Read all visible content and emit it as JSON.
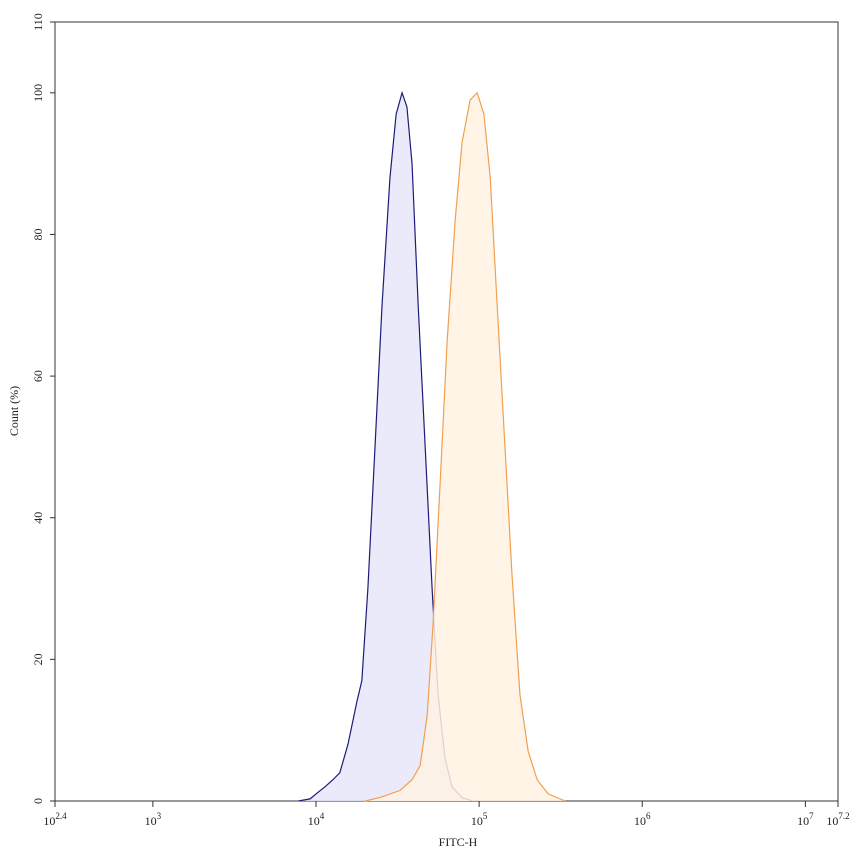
{
  "chart_data": {
    "type": "area",
    "xlabel": "FITC-H",
    "ylabel": "Count (%)",
    "xscale": "log",
    "xlim": [
      251.19,
      15848932
    ],
    "ylim": [
      0,
      110
    ],
    "xticks": [
      {
        "value": 251.19,
        "label": "10",
        "exponent": "2.4"
      },
      {
        "value": 1000,
        "label": "10",
        "exponent": "3"
      },
      {
        "value": 10000,
        "label": "10",
        "exponent": "4"
      },
      {
        "value": 100000,
        "label": "10",
        "exponent": "5"
      },
      {
        "value": 1000000,
        "label": "10",
        "exponent": "6"
      },
      {
        "value": 10000000,
        "label": "10",
        "exponent": "7"
      },
      {
        "value": 15848932,
        "label": "10",
        "exponent": "7.2"
      }
    ],
    "yticks": [
      0,
      20,
      40,
      60,
      80,
      100,
      110
    ],
    "series": [
      {
        "color": "#1c1c78",
        "fill": "#e6e6fa",
        "x": [
          7800,
          9200,
          10000,
          11350,
          12700,
          14000,
          15700,
          17800,
          19100,
          20800,
          23000,
          25400,
          28400,
          31000,
          33700,
          36100,
          38800,
          42300,
          46700,
          51500,
          56000,
          61800,
          68200,
          78500,
          90500
        ],
        "values": [
          0,
          0.3,
          1,
          2,
          3,
          4,
          8,
          14,
          17,
          30,
          50,
          70,
          88,
          97,
          100,
          98,
          90,
          70,
          50,
          30,
          15,
          6,
          2,
          0.5,
          0
        ]
      },
      {
        "color": "#f0a050",
        "fill": "#fff2e2",
        "x": [
          20000,
          24700,
          32800,
          38800,
          43500,
          48000,
          52200,
          57700,
          63700,
          71300,
          78600,
          88100,
          97300,
          107000,
          117000,
          129000,
          144000,
          159000,
          178000,
          200000,
          227000,
          265000,
          337000
        ],
        "values": [
          0,
          0.5,
          1.5,
          3,
          5,
          12,
          25,
          45,
          65,
          82,
          93,
          99,
          100,
          97,
          88,
          70,
          50,
          32,
          15,
          7,
          3,
          1,
          0
        ]
      }
    ]
  }
}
===============
• [GIVEN REQUEST]:
Set out every line from the material that contains the string "exponent".

• [REPLY TO THE EXERCISE]:
        "exponent": "2.4"
        "exponent": "3"
        "exponent": "4"
        "exponent": "5"
        "exponent": "6"
        "exponent": "7"
        "exponent": "7.2"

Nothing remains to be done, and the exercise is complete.